> **Short problem**
Collect every line of the records below that contains the word "حدثنا".

**** Task data ****

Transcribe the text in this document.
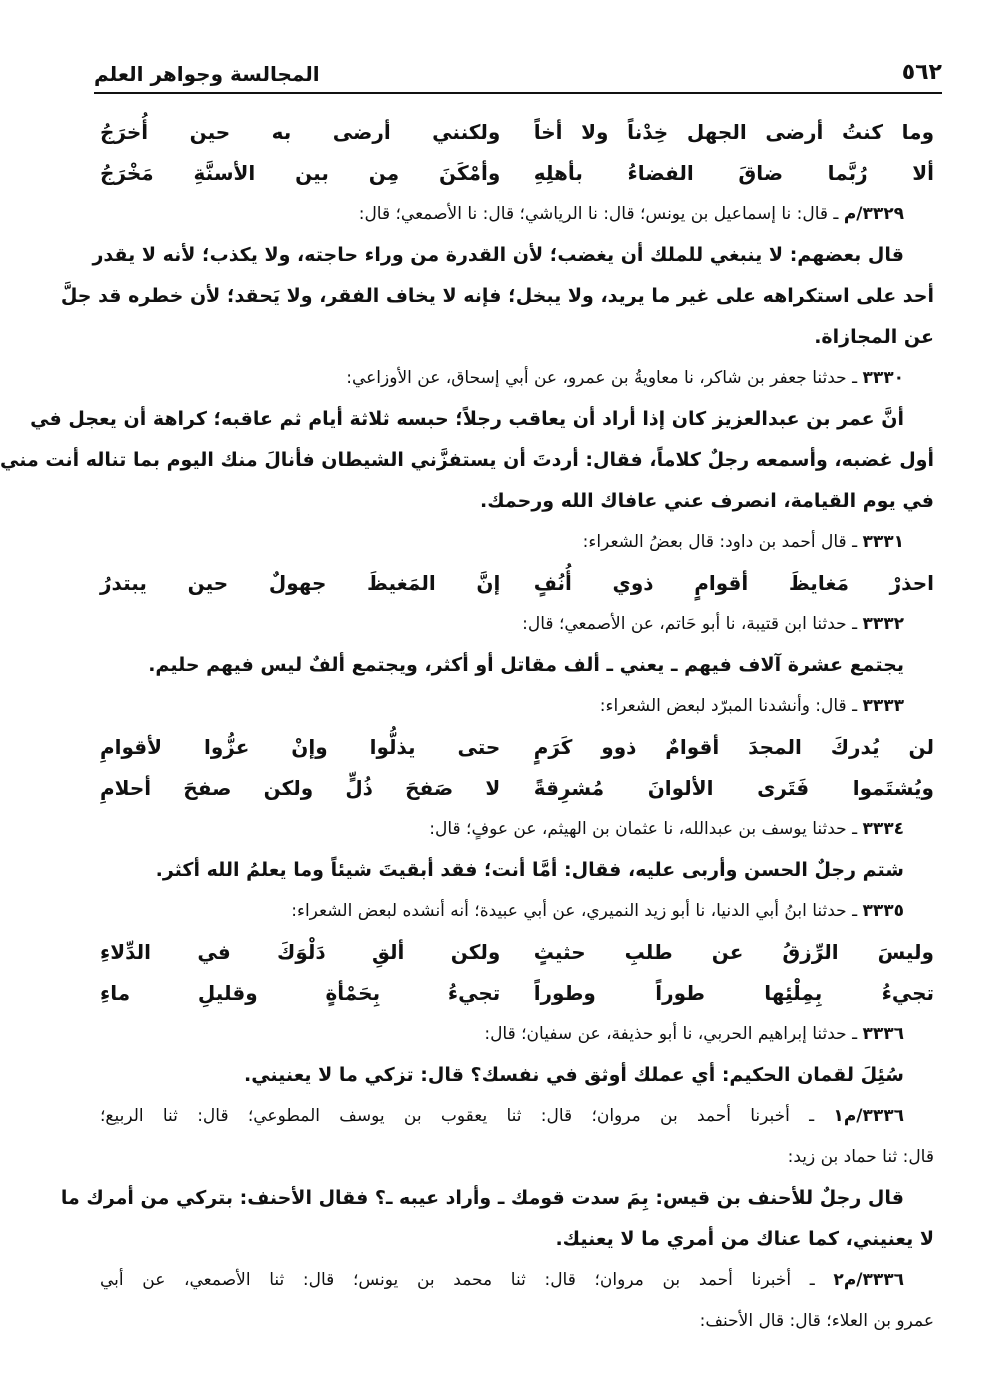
٥٦٢
المجالسة وجواهر العلم
وما كنتُ أرضى الجهل خِدْناً ولا أخاً
ولكنني أرضى به حين أُخرَجُ
ألا رُبَّما ضاقَ الفضاءُ بأهلِهِ
وأمْكَنَ مِن بين الأسنَّةِ مَخْرَجُ
٣٣٢٩/م ـ قال: نا إسماعيل بن يونس؛ قال: نا الرياشي؛ قال: نا الأصمعي؛ قال:
قال بعضهم: لا ينبغي للملك أن يغضب؛ لأن القدرة من وراء حاجته، ولا يكذب؛ لأنه لا يقدر
أحد على استكراهه على غير ما يريد، ولا يبخل؛ فإنه لا يخاف الفقر، ولا يَحقد؛ لأن خطره قد جلَّ
عن المجازاة.
٣٣٣٠ ـ حدثنا جعفر بن شاكر، نا معاويةُ بن عمرو، عن أبي إسحاق، عن الأوزاعي:
أنَّ عمر بن عبدالعزيز كان إذا أراد أن يعاقب رجلاً؛ حبسه ثلاثة أيام ثم عاقبه؛ كراهة أن يعجل في
أول غضبه، وأسمعه رجلٌ كلاماً، فقال: أردتَ أن يستفزَّني الشيطان فأنالَ منك اليوم بما تناله أنت مني
في يوم القيامة، انصرف عني عافاك الله ورحمك.
٣٣٣١ ـ قال أحمد بن داود: قال بعضُ الشعراء:
احذرْ مَغايظَ أقوامٍ ذوي أُنُفٍ
إنَّ المَغيظَ جهولٌ حين يبتدرُ
٣٣٣٢ ـ حدثنا ابن قتيبة، نا أبو حَاتم، عن الأصمعي؛ قال:
يجتمع عشرة آلاف فيهم ـ يعني ـ ألف مقاتل أو أكثر، ويجتمع ألفٌ ليس فيهم حليم.
٣٣٣٣ ـ قال: وأنشدنا المبرّد لبعض الشعراء:
لن يُدركَ المجدَ أقوامٌ ذوو كَرَمٍ
حتى يذلُّوا وإنْ عزُّوا لأقوامِ
ويُشتَموا فَتَرى الألوانَ مُشرِقةً
لا صَفحَ ذُلٍّ ولكن صفحَ أحلامِ
٣٣٣٤ ـ حدثنا يوسف بن عبدالله، نا عثمان بن الهيثم، عن عوفٍ؛ قال:
شتم رجلٌ الحسن وأربى عليه، فقال: أمَّا أنت؛ فقد أبقيتَ شيئاً وما يعلمُ الله أكثر.
٣٣٣٥ ـ حدثنا ابنُ أبي الدنيا، نا أبو زيد النميري، عن أبي عبيدة؛ أنه أنشده لبعض الشعراء:
وليسَ الرِّزقُ عن طلبِ حثيثٍ
ولكن ألقِ دَلْوَكَ في الدِّلاءِ
تجيءُ بِمِلْئِها طوراً وطوراً
تجيءُ بِحَمْأةٍ وقليلِ ماءِ
٣٣٣٦ ـ حدثنا إبراهيم الحربي، نا أبو حذيفة، عن سفيان؛ قال:
سُئِلَ لقمان الحكيم: أي عملك أوثق في نفسك؟ قال: تزكي ما لا يعنيني.
٣٣٣٦/م١ ـ أخبرنا أحمد بن مروان؛ قال: ثنا يعقوب بن يوسف المطوعي؛ قال: ثنا الربيع؛
قال: ثنا حماد بن زيد:
قال رجلٌ للأحنف بن قيس: بِمَ سدت قومك ـ وأراد عيبه ـ؟ فقال الأحنف: بتركي من أمرك ما
لا يعنيني، كما عناك من أمري ما لا يعنيك.
٣٣٣٦/م٢ ـ أخبرنا أحمد بن مروان؛ قال: ثنا محمد بن يونس؛ قال: ثنا الأصمعي، عن أبي
عمرو بن العلاء؛ قال: قال الأحنف:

****

> **Answer for the task**
٣٣٣٠ ـ حدثنا جعفر بن شاكر، نا معاويةُ بن عمرو، عن أبي إسحاق، عن الأوزاعي:
٣٣٣٢ ـ حدثنا ابن قتيبة، نا أبو حَاتم، عن الأصمعي؛ قال:
٣٣٣٤ ـ حدثنا يوسف بن عبدالله، نا عثمان بن الهيثم، عن عوفٍ؛ قال:
٣٣٣٥ ـ حدثنا ابنُ أبي الدنيا، نا أبو زيد النميري، عن أبي عبيدة؛ أنه أنشده لبعض الشعراء:
٣٣٣٦ ـ حدثنا إبراهيم الحربي، نا أبو حذيفة، عن سفيان؛ قال:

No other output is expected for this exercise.